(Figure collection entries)
>> begin

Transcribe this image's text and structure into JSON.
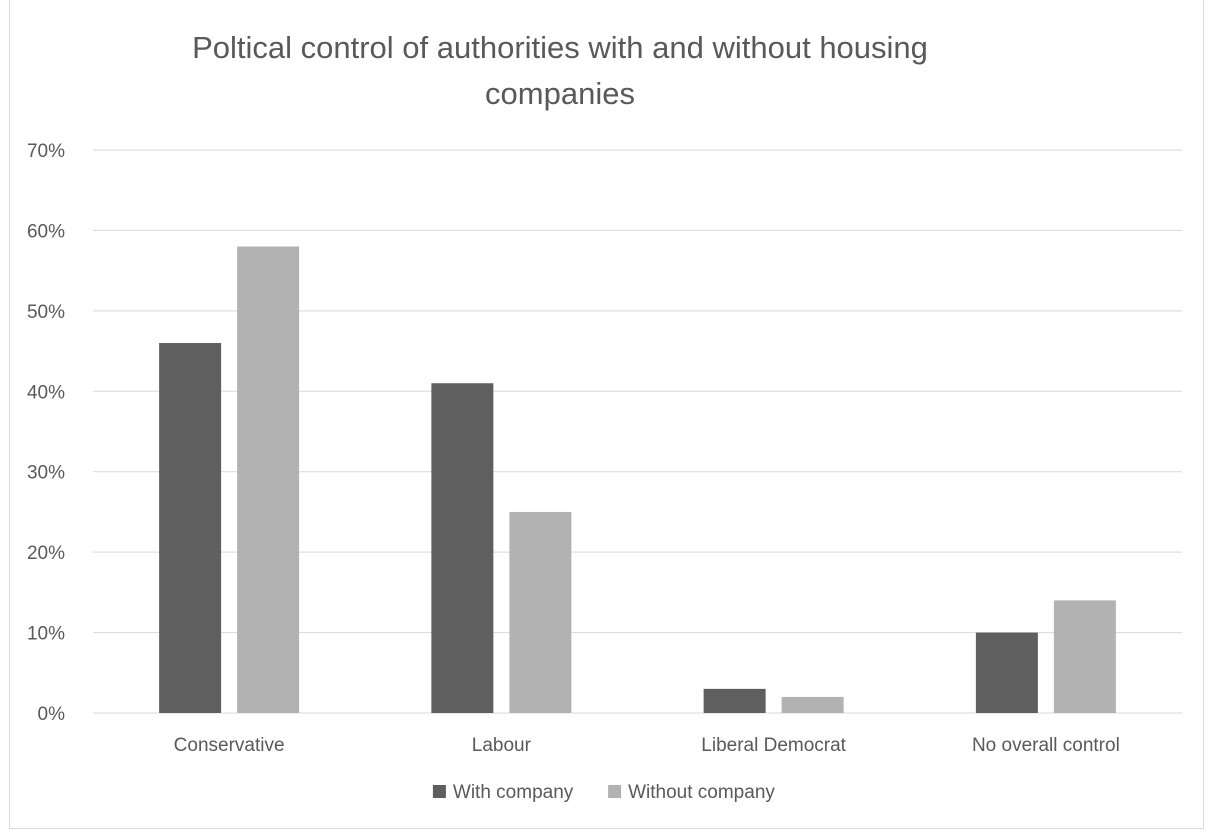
{
  "chart_data": {
    "type": "bar",
    "title_lines": [
      "Poltical control of authorities with and without housing",
      "companies"
    ],
    "categories": [
      "Conservative",
      "Labour",
      "Liberal Democrat",
      "No overall control"
    ],
    "series": [
      {
        "name": "With company",
        "values": [
          46,
          41,
          3,
          10
        ],
        "color": "#5f5f5f"
      },
      {
        "name": "Without company",
        "values": [
          58,
          25,
          2,
          14
        ],
        "color": "#b2b2b2"
      }
    ],
    "y_ticks": [
      "0%",
      "10%",
      "20%",
      "30%",
      "40%",
      "50%",
      "60%",
      "70%"
    ],
    "ylim": [
      0,
      70
    ],
    "y_unit": "%",
    "grid": true,
    "legend_position": "bottom",
    "colors": {
      "grid": "#d9d9d9",
      "text": "#595959"
    }
  }
}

>> end

WRITTEN EXERCISE
Search the lines for the string "company" and copy every line that has it.

ANSWER TO THE TASK
        "name": "With company",
        "name": "Without company",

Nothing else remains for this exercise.